What you will do » Print, exactly and completely, every entry in the data.

____

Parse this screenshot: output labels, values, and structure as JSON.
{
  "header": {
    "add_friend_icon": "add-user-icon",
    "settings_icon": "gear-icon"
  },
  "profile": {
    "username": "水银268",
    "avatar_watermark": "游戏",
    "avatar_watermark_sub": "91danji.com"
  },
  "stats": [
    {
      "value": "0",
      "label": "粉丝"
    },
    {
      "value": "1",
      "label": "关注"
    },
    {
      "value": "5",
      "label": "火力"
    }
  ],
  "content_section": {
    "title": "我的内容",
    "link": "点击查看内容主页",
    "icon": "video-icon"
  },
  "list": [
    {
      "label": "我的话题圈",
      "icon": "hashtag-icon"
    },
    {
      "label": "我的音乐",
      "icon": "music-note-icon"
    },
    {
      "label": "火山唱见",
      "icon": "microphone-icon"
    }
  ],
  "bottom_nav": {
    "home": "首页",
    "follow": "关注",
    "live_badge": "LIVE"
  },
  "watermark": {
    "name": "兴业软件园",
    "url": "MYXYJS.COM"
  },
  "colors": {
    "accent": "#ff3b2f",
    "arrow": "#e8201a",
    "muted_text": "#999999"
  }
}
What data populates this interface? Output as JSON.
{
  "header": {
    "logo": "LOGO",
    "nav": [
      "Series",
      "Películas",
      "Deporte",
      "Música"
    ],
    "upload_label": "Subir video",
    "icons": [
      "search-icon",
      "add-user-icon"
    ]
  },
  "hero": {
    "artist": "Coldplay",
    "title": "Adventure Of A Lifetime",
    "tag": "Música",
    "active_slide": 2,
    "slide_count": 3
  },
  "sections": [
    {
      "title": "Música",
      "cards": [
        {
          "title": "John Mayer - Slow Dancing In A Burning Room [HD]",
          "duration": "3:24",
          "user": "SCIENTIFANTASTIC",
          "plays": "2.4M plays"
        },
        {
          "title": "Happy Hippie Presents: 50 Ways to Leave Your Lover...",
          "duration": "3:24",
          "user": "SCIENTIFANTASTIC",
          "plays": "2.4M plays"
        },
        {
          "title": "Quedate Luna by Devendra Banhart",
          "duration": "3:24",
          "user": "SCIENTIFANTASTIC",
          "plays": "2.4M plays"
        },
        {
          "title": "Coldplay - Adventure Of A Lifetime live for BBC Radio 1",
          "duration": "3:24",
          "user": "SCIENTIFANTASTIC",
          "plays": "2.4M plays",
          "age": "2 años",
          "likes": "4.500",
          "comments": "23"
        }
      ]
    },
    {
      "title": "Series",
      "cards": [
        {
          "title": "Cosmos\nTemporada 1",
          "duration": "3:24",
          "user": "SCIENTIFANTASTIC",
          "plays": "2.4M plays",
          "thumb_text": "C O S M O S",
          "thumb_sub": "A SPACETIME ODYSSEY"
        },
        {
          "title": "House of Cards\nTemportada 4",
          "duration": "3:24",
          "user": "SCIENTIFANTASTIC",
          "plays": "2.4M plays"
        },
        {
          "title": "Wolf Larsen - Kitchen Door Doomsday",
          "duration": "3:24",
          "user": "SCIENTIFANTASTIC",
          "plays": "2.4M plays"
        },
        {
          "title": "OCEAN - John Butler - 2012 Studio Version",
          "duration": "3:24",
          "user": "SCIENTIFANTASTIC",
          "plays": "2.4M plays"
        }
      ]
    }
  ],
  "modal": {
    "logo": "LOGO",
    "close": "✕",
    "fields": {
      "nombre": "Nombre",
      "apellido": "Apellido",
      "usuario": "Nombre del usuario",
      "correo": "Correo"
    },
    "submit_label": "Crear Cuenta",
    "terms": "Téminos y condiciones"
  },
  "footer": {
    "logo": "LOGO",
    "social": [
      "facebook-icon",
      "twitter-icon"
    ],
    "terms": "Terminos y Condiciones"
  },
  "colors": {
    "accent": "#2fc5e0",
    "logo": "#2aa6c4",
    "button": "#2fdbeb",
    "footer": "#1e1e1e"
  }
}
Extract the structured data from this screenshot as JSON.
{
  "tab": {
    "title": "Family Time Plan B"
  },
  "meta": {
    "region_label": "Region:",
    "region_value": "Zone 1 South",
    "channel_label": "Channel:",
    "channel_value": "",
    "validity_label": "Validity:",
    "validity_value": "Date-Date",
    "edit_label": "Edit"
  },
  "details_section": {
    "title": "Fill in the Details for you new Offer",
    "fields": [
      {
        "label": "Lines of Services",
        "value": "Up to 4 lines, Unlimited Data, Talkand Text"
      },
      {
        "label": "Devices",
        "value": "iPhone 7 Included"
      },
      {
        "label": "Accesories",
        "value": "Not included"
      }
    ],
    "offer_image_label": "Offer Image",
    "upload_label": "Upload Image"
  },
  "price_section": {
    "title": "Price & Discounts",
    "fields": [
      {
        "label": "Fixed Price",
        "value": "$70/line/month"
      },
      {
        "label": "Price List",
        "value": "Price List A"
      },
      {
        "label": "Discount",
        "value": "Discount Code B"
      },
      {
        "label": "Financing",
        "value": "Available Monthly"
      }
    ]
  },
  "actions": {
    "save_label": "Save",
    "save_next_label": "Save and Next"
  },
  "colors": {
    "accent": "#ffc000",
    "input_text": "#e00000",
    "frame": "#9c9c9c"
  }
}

____

The completed task »
Parse this screenshot: output labels, values, and structure as JSON.
{
  "header": {
    "add_friend_icon": "add-user-icon",
    "settings_icon": "gear-icon"
  },
  "profile": {
    "username": "水银268",
    "avatar_watermark": "游戏",
    "avatar_watermark_sub": "91danji.com"
  },
  "stats": [
    {
      "value": "0",
      "label": "粉丝"
    },
    {
      "value": "1",
      "label": "关注"
    },
    {
      "value": "5",
      "label": "火力"
    }
  ],
  "content_section": {
    "title": "我的内容",
    "link": "点击查看内容主页",
    "icon": "video-icon"
  },
  "list": [
    {
      "label": "我的话题圈",
      "icon": "hashtag-icon"
    },
    {
      "label": "我的音乐",
      "icon": "music-note-icon"
    },
    {
      "label": "火山唱见",
      "icon": "microphone-icon"
    }
  ],
  "bottom_nav": {
    "home": "首页",
    "follow": "关注",
    "live_badge": "LIVE"
  },
  "watermark": {
    "name": "兴业软件园",
    "url": "MYXYJS.COM"
  },
  "colors": {
    "accent": "#ff3b2f",
    "arrow": "#e8201a",
    "muted_text": "#999999"
  }
}
What data populates this interface? Output as JSON.
{
  "header": {
    "logo": "LOGO",
    "nav": [
      "Series",
      "Películas",
      "Deporte",
      "Música"
    ],
    "upload_label": "Subir video",
    "icons": [
      "search-icon",
      "add-user-icon"
    ]
  },
  "hero": {
    "artist": "Coldplay",
    "title": "Adventure Of A Lifetime",
    "tag": "Música",
    "active_slide": 2,
    "slide_count": 3
  },
  "sections": [
    {
      "title": "Música",
      "cards": [
        {
          "title": "John Mayer - Slow Dancing In A Burning Room [HD]",
          "duration": "3:24",
          "user": "SCIENTIFANTASTIC",
          "plays": "2.4M plays"
        },
        {
          "title": "Happy Hippie Presents: 50 Ways to Leave Your Lover...",
          "duration": "3:24",
          "user": "SCIENTIFANTASTIC",
          "plays": "2.4M plays"
        },
        {
          "title": "Quedate Luna by Devendra Banhart",
          "duration": "3:24",
          "user": "SCIENTIFANTASTIC",
          "plays": "2.4M plays"
        },
        {
          "title": "Coldplay - Adventure Of A Lifetime live for BBC Radio 1",
          "duration": "3:24",
          "user": "SCIENTIFANTASTIC",
          "plays": "2.4M plays",
          "age": "2 años",
          "likes": "4.500",
          "comments": "23"
        }
      ]
    },
    {
      "title": "Series",
      "cards": [
        {
          "title": "Cosmos\nTemporada 1",
          "duration": "3:24",
          "user": "SCIENTIFANTASTIC",
          "plays": "2.4M plays",
          "thumb_text": "C O S M O S",
          "thumb_sub": "A SPACETIME ODYSSEY"
        },
        {
          "title": "House of Cards\nTemportada 4",
          "duration": "3:24",
          "user": "SCIENTIFANTASTIC",
          "plays": "2.4M plays"
        },
        {
          "title": "Wolf Larsen - Kitchen Door Doomsday",
          "duration": "3:24",
          "user": "SCIENTIFANTASTIC",
          "plays": "2.4M plays"
        },
        {
          "title": "OCEAN - John Butler - 2012 Studio Version",
          "duration": "3:24",
          "user": "SCIENTIFANTASTIC",
          "plays": "2.4M plays"
        }
      ]
    }
  ],
  "modal": {
    "logo": "LOGO",
    "close": "✕",
    "fields": {
      "nombre": "Nombre",
      "apellido": "Apellido",
      "usuario": "Nombre del usuario",
      "correo": "Correo"
    },
    "submit_label": "Crear Cuenta",
    "terms": "Téminos y condiciones"
  },
  "footer": {
    "logo": "LOGO",
    "social": [
      "facebook-icon",
      "twitter-icon"
    ],
    "terms": "Terminos y Condiciones"
  },
  "colors": {
    "accent": "#2fc5e0",
    "logo": "#2aa6c4",
    "button": "#2fdbeb",
    "footer": "#1e1e1e"
  }
}
Extract the structured data from this screenshot as JSON.
{
  "tab": {
    "title": "Family Time Plan B"
  },
  "meta": {
    "region_label": "Region:",
    "region_value": "Zone 1 South",
    "channel_label": "Channel:",
    "channel_value": "",
    "validity_label": "Validity:",
    "validity_value": "Date-Date",
    "edit_label": "Edit"
  },
  "details_section": {
    "title": "Fill in the Details for you new Offer",
    "fields": [
      {
        "label": "Lines of Services",
        "value": "Up to 4 lines, Unlimited Data, Talkand Text"
      },
      {
        "label": "Devices",
        "value": "iPhone 7 Included"
      },
      {
        "label": "Accesories",
        "value": "Not included"
      }
    ],
    "offer_image_label": "Offer Image",
    "upload_label": "Upload Image"
  },
  "price_section": {
    "title": "Price & Discounts",
    "fields": [
      {
        "label": "Fixed Price",
        "value": "$70/line/month"
      },
      {
        "label": "Price List",
        "value": "Price List A"
      },
      {
        "label": "Discount",
        "value": "Discount Code B"
      },
      {
        "label": "Financing",
        "value": "Available Monthly"
      }
    ]
  },
  "actions": {
    "save_label": "Save",
    "save_next_label": "Save and Next"
  },
  "colors": {
    "accent": "#ffc000",
    "input_text": "#e00000",
    "frame": "#9c9c9c"
  }
}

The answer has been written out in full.